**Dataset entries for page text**
★ ★ ★ ★

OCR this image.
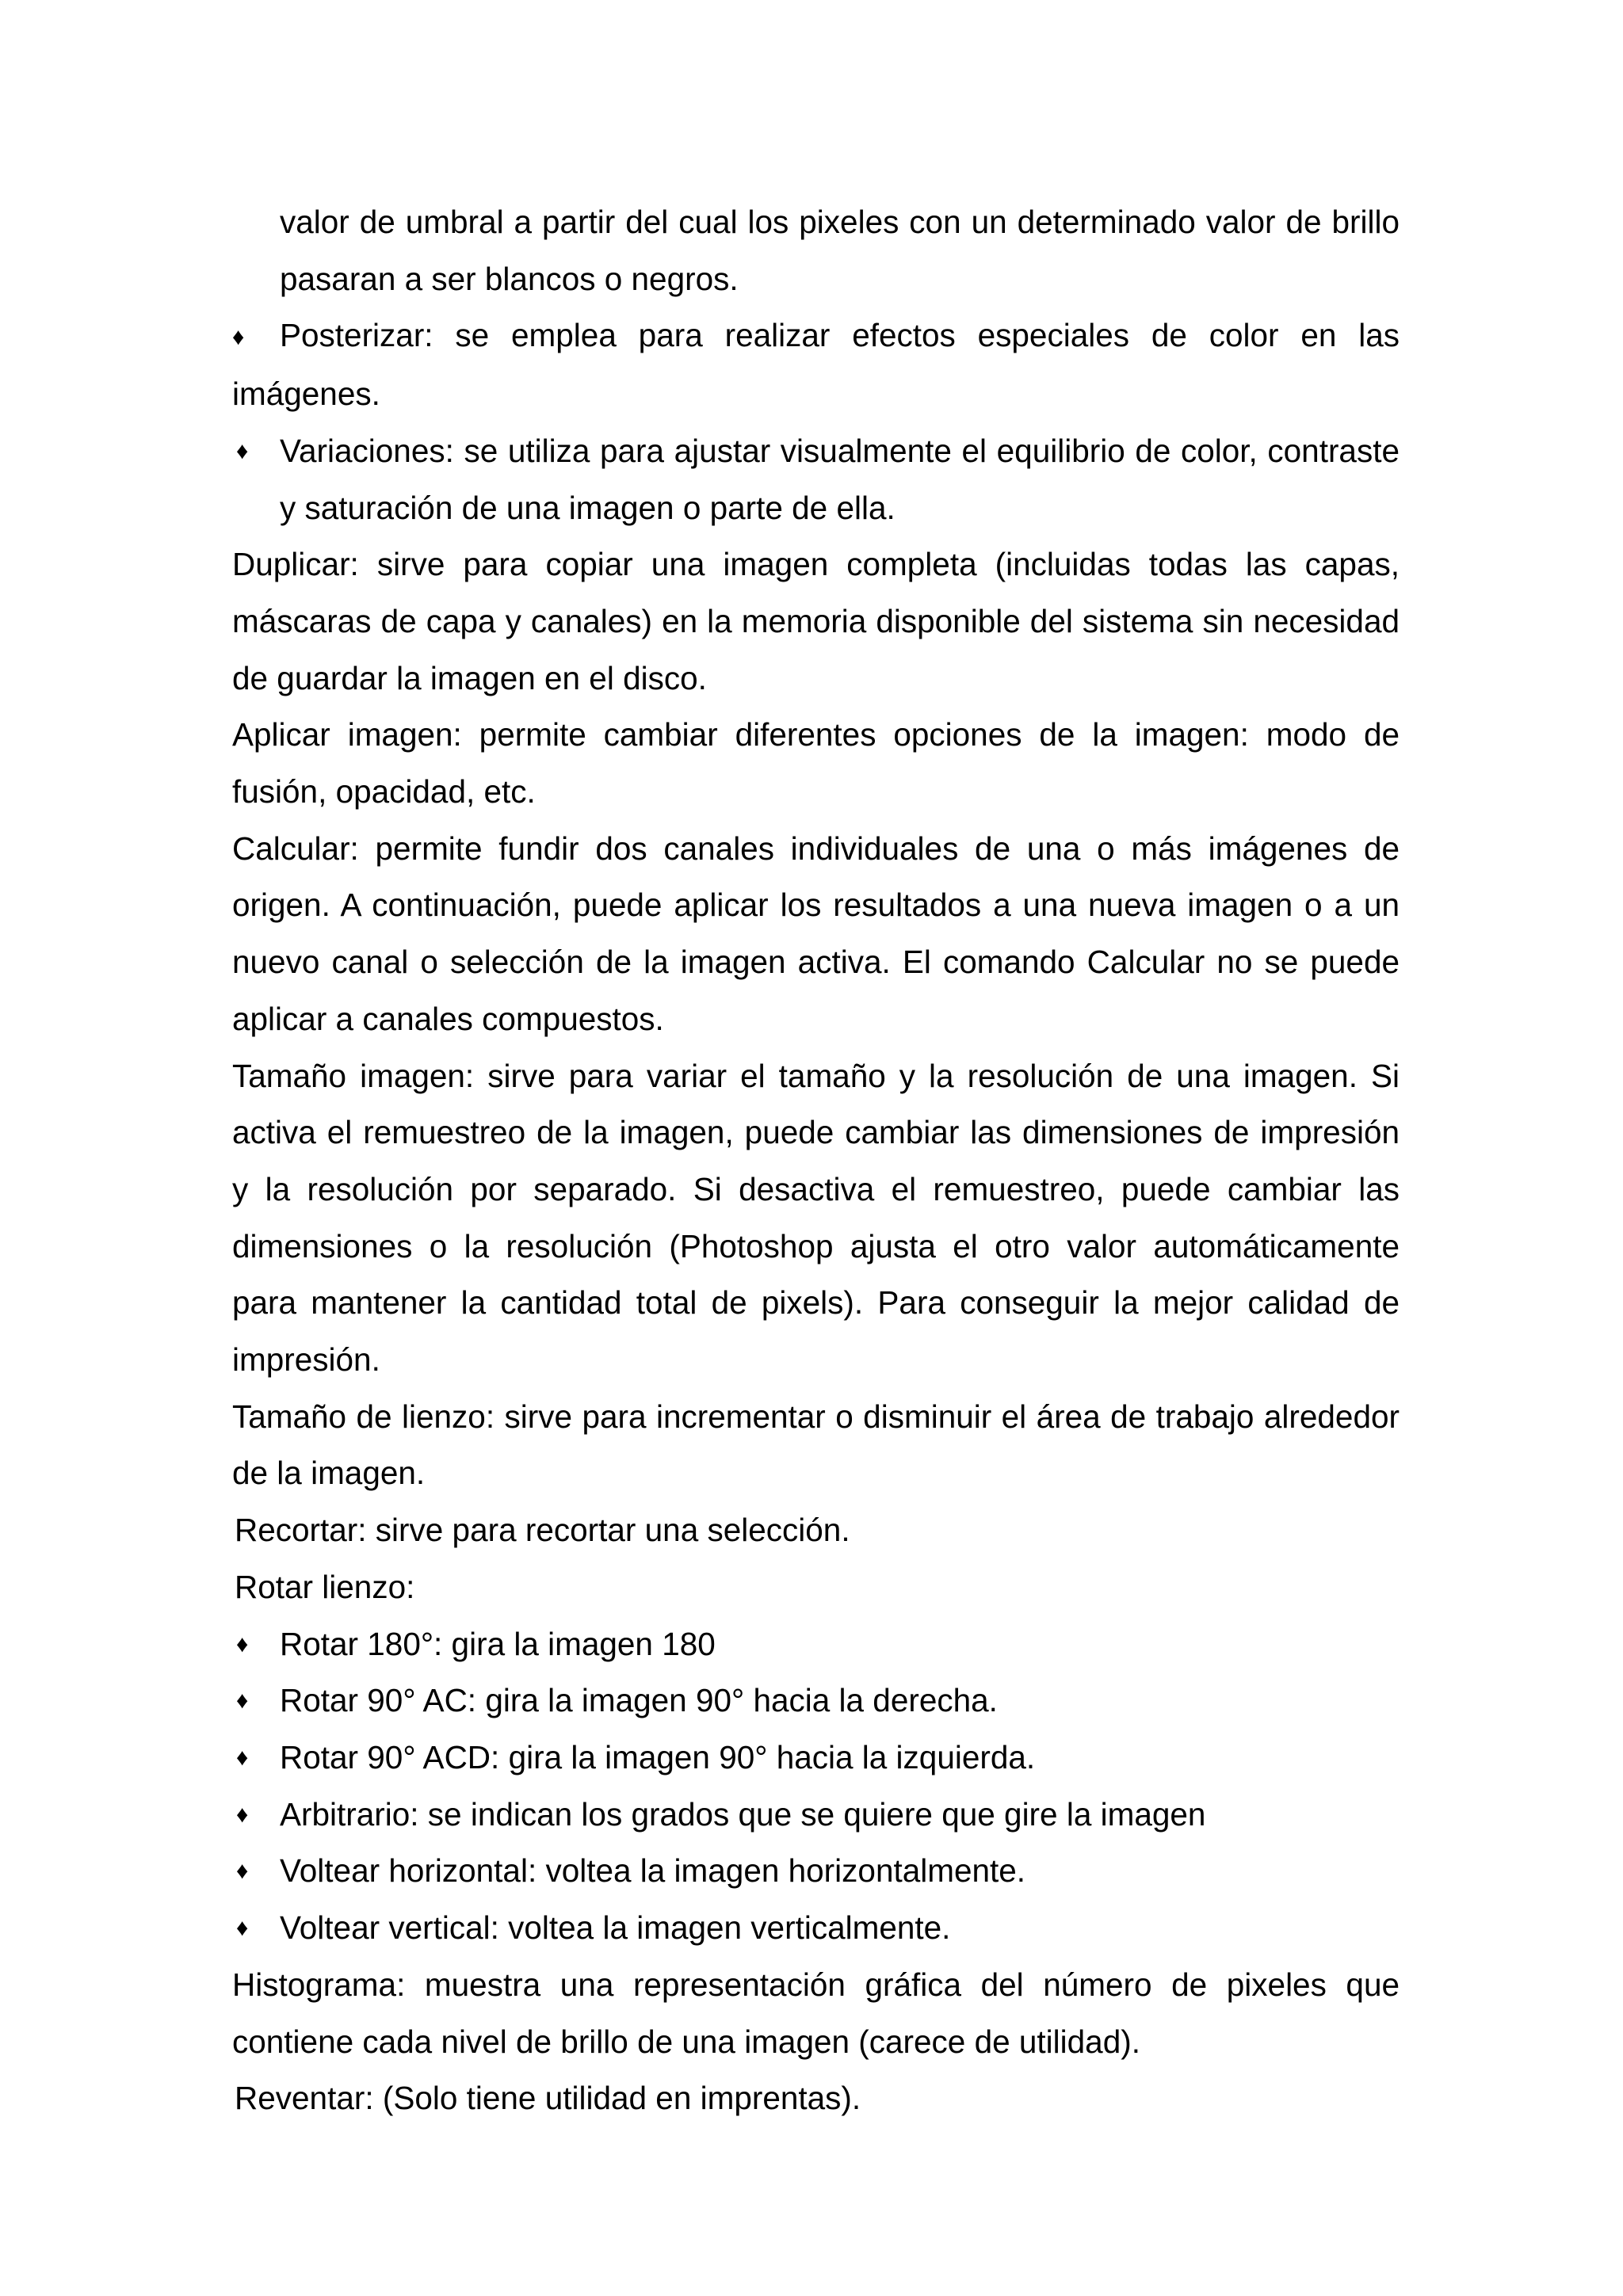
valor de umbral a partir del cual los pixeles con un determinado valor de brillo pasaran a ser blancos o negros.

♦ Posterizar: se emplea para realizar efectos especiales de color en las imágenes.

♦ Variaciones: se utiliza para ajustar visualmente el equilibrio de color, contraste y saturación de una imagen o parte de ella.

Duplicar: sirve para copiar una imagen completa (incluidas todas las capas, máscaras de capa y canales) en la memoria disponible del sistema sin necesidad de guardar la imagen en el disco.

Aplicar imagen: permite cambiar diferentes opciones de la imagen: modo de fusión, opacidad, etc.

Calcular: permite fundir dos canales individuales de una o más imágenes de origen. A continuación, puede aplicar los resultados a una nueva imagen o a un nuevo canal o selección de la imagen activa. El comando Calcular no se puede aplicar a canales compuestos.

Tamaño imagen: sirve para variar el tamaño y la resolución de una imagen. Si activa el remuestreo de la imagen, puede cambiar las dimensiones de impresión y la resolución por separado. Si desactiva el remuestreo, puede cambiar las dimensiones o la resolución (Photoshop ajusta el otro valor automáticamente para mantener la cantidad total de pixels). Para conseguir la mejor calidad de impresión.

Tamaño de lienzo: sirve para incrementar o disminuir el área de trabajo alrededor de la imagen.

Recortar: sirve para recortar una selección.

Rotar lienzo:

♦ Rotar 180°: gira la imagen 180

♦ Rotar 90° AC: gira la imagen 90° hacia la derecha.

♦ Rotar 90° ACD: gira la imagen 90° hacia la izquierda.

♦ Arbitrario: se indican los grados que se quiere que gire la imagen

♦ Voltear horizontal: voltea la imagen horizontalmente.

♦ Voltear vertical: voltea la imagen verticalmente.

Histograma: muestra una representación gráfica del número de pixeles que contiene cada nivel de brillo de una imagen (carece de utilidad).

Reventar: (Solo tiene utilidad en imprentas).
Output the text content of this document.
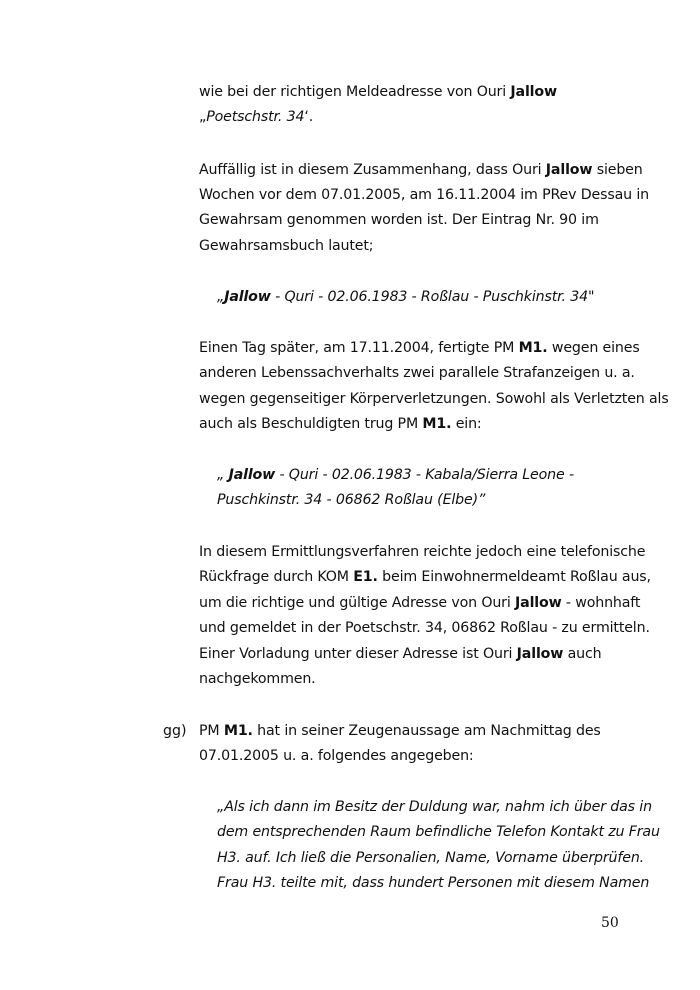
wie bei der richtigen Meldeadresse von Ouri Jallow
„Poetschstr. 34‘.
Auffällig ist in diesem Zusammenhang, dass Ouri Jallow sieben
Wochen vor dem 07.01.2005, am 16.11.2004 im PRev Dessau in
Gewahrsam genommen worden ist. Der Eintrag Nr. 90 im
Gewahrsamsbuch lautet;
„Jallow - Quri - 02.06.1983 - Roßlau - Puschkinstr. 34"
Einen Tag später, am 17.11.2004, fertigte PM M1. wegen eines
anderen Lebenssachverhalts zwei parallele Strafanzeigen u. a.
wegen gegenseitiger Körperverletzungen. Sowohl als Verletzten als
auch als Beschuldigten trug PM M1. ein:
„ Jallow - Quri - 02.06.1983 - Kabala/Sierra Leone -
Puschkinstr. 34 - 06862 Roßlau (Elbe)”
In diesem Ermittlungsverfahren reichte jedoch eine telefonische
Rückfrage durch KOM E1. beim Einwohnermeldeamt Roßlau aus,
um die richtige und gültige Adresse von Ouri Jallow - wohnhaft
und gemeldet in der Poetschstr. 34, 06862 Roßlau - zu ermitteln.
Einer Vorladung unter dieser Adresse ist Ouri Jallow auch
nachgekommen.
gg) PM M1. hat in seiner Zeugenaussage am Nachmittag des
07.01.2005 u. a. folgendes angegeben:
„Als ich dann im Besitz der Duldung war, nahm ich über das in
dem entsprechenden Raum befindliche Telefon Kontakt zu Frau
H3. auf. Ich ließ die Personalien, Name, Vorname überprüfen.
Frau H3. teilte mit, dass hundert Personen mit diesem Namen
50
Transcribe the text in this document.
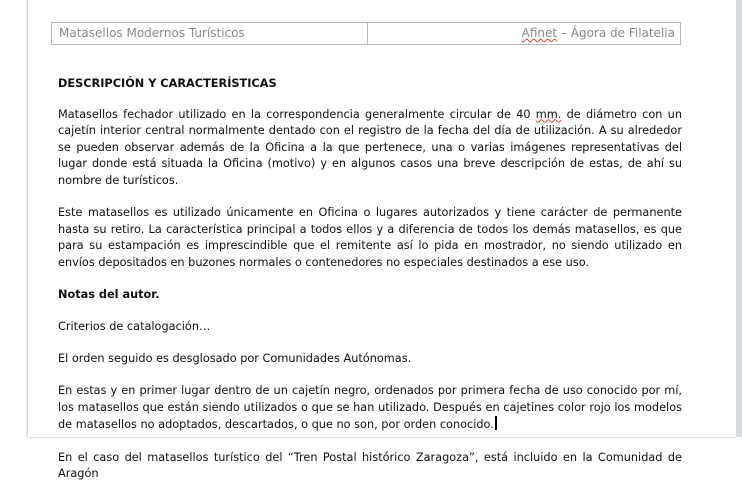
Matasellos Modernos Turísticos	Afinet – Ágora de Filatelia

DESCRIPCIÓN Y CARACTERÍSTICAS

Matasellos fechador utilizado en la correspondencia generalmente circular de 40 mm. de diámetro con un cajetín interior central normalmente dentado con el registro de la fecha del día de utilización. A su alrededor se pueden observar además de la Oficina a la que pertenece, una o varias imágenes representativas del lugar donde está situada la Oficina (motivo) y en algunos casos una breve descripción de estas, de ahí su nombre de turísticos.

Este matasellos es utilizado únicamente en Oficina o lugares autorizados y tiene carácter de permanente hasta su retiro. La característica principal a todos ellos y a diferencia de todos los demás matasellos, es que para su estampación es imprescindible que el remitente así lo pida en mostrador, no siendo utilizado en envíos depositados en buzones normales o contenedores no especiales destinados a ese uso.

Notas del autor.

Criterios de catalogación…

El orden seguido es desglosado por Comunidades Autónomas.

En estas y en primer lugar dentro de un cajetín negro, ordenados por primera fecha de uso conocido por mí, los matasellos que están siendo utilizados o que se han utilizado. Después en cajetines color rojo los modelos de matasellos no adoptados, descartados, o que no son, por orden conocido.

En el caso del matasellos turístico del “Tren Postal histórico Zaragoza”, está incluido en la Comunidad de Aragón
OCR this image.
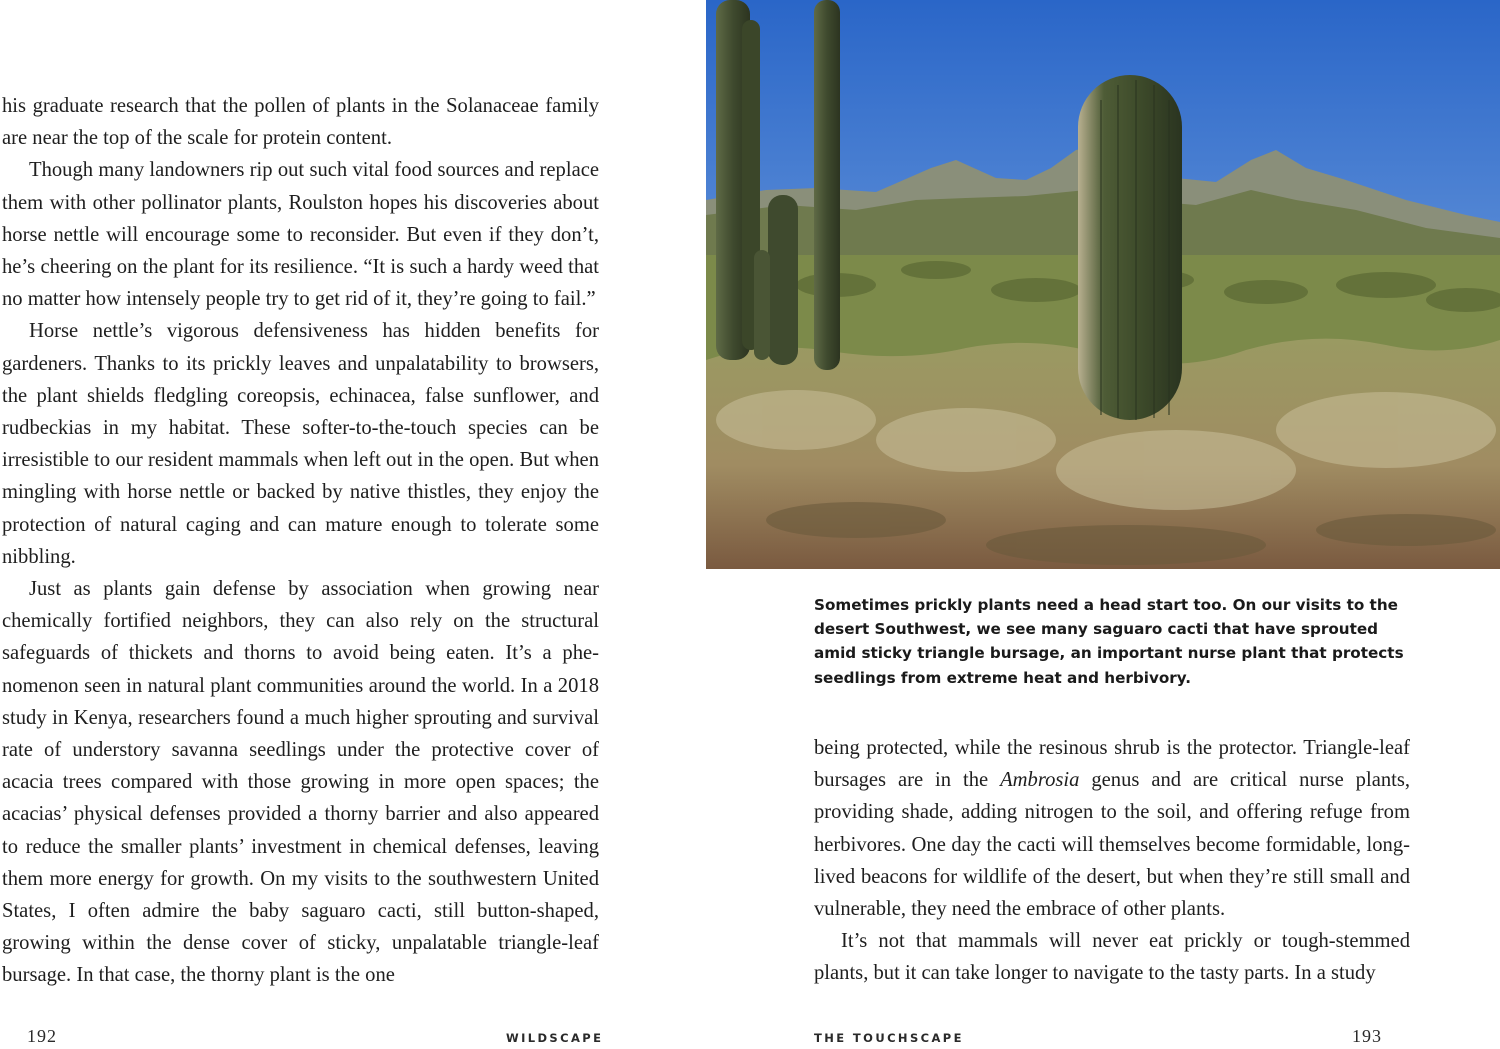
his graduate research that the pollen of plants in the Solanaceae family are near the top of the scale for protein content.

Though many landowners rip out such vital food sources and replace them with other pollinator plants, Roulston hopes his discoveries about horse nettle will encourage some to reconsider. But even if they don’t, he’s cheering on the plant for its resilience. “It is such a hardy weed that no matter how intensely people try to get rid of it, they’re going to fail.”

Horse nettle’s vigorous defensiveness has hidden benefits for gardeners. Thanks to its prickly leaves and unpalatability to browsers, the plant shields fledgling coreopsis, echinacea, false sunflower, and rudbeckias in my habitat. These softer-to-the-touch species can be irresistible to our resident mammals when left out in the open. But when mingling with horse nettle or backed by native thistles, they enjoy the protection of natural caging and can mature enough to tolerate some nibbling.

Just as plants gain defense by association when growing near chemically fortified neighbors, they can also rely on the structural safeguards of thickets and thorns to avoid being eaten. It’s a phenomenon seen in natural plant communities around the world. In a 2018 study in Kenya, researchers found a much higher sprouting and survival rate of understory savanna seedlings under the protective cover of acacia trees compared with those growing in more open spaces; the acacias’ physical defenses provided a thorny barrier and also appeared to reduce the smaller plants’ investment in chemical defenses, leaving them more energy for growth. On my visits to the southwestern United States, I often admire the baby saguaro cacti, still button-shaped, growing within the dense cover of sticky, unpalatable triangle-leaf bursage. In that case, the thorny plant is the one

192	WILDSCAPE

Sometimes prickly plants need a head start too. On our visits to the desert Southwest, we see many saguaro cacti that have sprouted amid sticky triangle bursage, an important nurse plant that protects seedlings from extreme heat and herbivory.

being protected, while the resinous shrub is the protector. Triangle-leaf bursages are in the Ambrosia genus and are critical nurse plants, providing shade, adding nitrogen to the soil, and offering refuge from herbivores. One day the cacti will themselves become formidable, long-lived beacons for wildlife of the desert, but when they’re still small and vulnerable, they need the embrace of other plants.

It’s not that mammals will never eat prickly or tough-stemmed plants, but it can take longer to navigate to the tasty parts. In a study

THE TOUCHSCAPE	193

★ ★ ★ ★

**ASSIGNMENT**
Each line of the entries that contains the word "cajetín" should be listed.

**FINISHED TASK**
Matasellos fechador utilizado en la correspondencia generalmente circular de 40 mm. de diámetro con un cajetín interior central normalmente dentado con el registro de la fecha del día de utilización. A su alrededor se pueden observar además de la Oficina a la que pertenece, una o varias imágenes representativas del lugar donde está situada la Oficina (motivo) y en algunos casos una breve descripción de estas, de ahí su nombre de turísticos.
En estas y en primer lugar dentro de un cajetín negro, ordenados por primera fecha de uso conocido por mí, los matasellos que están siendo utilizados o que se han utilizado. Después en cajetines color rojo los modelos de matasellos no adoptados, descartados, o que no son, por orden conocido.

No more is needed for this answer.